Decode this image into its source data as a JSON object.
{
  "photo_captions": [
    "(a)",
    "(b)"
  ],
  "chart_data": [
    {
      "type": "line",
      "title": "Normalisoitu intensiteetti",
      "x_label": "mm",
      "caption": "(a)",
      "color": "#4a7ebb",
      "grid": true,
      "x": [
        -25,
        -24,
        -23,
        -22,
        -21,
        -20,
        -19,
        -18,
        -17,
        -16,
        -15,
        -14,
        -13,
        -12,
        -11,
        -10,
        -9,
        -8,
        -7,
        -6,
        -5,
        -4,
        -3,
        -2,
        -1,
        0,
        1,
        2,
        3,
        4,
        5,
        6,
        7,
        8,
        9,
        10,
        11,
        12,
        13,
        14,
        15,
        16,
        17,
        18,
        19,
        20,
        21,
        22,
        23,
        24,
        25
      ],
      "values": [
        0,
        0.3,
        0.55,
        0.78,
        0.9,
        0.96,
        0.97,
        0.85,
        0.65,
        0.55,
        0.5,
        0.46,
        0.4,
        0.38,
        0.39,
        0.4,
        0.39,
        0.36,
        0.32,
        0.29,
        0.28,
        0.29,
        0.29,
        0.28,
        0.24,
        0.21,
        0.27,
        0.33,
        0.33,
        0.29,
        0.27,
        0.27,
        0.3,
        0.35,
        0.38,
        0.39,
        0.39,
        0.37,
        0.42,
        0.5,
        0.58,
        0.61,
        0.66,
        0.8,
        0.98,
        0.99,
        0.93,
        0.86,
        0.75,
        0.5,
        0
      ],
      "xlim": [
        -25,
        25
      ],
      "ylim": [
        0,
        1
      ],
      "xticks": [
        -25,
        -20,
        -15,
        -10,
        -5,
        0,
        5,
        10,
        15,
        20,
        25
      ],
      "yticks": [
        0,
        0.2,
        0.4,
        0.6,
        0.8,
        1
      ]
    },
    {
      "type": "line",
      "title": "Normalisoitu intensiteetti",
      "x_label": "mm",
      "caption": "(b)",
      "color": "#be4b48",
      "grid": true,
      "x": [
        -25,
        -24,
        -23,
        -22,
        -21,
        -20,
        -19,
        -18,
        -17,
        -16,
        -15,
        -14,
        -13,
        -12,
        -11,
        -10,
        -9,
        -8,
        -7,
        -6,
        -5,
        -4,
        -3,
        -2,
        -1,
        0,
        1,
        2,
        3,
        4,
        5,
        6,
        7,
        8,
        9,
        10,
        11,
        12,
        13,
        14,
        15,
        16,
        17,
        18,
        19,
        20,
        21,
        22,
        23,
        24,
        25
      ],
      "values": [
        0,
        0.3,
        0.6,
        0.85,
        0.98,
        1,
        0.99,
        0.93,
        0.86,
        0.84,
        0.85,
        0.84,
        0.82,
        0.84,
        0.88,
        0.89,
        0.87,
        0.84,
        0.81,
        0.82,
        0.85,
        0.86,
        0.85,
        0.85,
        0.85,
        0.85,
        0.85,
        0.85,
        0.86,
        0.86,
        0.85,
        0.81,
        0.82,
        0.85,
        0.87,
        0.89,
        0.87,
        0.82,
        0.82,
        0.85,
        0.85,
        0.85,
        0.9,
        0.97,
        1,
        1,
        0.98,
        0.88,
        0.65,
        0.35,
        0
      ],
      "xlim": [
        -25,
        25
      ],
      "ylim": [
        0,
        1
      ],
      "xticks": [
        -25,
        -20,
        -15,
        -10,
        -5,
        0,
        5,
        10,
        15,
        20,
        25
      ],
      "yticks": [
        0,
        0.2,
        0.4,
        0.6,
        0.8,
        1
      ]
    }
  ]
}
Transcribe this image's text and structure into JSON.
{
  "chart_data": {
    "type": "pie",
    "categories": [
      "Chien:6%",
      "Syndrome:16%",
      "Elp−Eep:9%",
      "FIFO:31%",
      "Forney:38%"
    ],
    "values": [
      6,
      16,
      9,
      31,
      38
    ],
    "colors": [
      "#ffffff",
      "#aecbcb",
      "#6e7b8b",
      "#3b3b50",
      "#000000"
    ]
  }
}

------------------------------------

Task directions:
Provide all the records again, word for word.

Full solution:
Decode this image into its source data as a JSON object.
{
  "photo_captions": [
    "(a)",
    "(b)"
  ],
  "chart_data": [
    {
      "type": "line",
      "title": "Normalisoitu intensiteetti",
      "x_label": "mm",
      "caption": "(a)",
      "color": "#4a7ebb",
      "grid": true,
      "x": [
        -25,
        -24,
        -23,
        -22,
        -21,
        -20,
        -19,
        -18,
        -17,
        -16,
        -15,
        -14,
        -13,
        -12,
        -11,
        -10,
        -9,
        -8,
        -7,
        -6,
        -5,
        -4,
        -3,
        -2,
        -1,
        0,
        1,
        2,
        3,
        4,
        5,
        6,
        7,
        8,
        9,
        10,
        11,
        12,
        13,
        14,
        15,
        16,
        17,
        18,
        19,
        20,
        21,
        22,
        23,
        24,
        25
      ],
      "values": [
        0,
        0.3,
        0.55,
        0.78,
        0.9,
        0.96,
        0.97,
        0.85,
        0.65,
        0.55,
        0.5,
        0.46,
        0.4,
        0.38,
        0.39,
        0.4,
        0.39,
        0.36,
        0.32,
        0.29,
        0.28,
        0.29,
        0.29,
        0.28,
        0.24,
        0.21,
        0.27,
        0.33,
        0.33,
        0.29,
        0.27,
        0.27,
        0.3,
        0.35,
        0.38,
        0.39,
        0.39,
        0.37,
        0.42,
        0.5,
        0.58,
        0.61,
        0.66,
        0.8,
        0.98,
        0.99,
        0.93,
        0.86,
        0.75,
        0.5,
        0
      ],
      "xlim": [
        -25,
        25
      ],
      "ylim": [
        0,
        1
      ],
      "xticks": [
        -25,
        -20,
        -15,
        -10,
        -5,
        0,
        5,
        10,
        15,
        20,
        25
      ],
      "yticks": [
        0,
        0.2,
        0.4,
        0.6,
        0.8,
        1
      ]
    },
    {
      "type": "line",
      "title": "Normalisoitu intensiteetti",
      "x_label": "mm",
      "caption": "(b)",
      "color": "#be4b48",
      "grid": true,
      "x": [
        -25,
        -24,
        -23,
        -22,
        -21,
        -20,
        -19,
        -18,
        -17,
        -16,
        -15,
        -14,
        -13,
        -12,
        -11,
        -10,
        -9,
        -8,
        -7,
        -6,
        -5,
        -4,
        -3,
        -2,
        -1,
        0,
        1,
        2,
        3,
        4,
        5,
        6,
        7,
        8,
        9,
        10,
        11,
        12,
        13,
        14,
        15,
        16,
        17,
        18,
        19,
        20,
        21,
        22,
        23,
        24,
        25
      ],
      "values": [
        0,
        0.3,
        0.6,
        0.85,
        0.98,
        1,
        0.99,
        0.93,
        0.86,
        0.84,
        0.85,
        0.84,
        0.82,
        0.84,
        0.88,
        0.89,
        0.87,
        0.84,
        0.81,
        0.82,
        0.85,
        0.86,
        0.85,
        0.85,
        0.85,
        0.85,
        0.85,
        0.85,
        0.86,
        0.86,
        0.85,
        0.81,
        0.82,
        0.85,
        0.87,
        0.89,
        0.87,
        0.82,
        0.82,
        0.85,
        0.85,
        0.85,
        0.9,
        0.97,
        1,
        1,
        0.98,
        0.88,
        0.65,
        0.35,
        0
      ],
      "xlim": [
        -25,
        25
      ],
      "ylim": [
        0,
        1
      ],
      "xticks": [
        -25,
        -20,
        -15,
        -10,
        -5,
        0,
        5,
        10,
        15,
        20,
        25
      ],
      "yticks": [
        0,
        0.2,
        0.4,
        0.6,
        0.8,
        1
      ]
    }
  ]
}
Transcribe this image's text and structure into JSON.
{
  "chart_data": {
    "type": "pie",
    "categories": [
      "Chien:6%",
      "Syndrome:16%",
      "Elp−Eep:9%",
      "FIFO:31%",
      "Forney:38%"
    ],
    "values": [
      6,
      16,
      9,
      31,
      38
    ],
    "colors": [
      "#ffffff",
      "#aecbcb",
      "#6e7b8b",
      "#3b3b50",
      "#000000"
    ]
  }
}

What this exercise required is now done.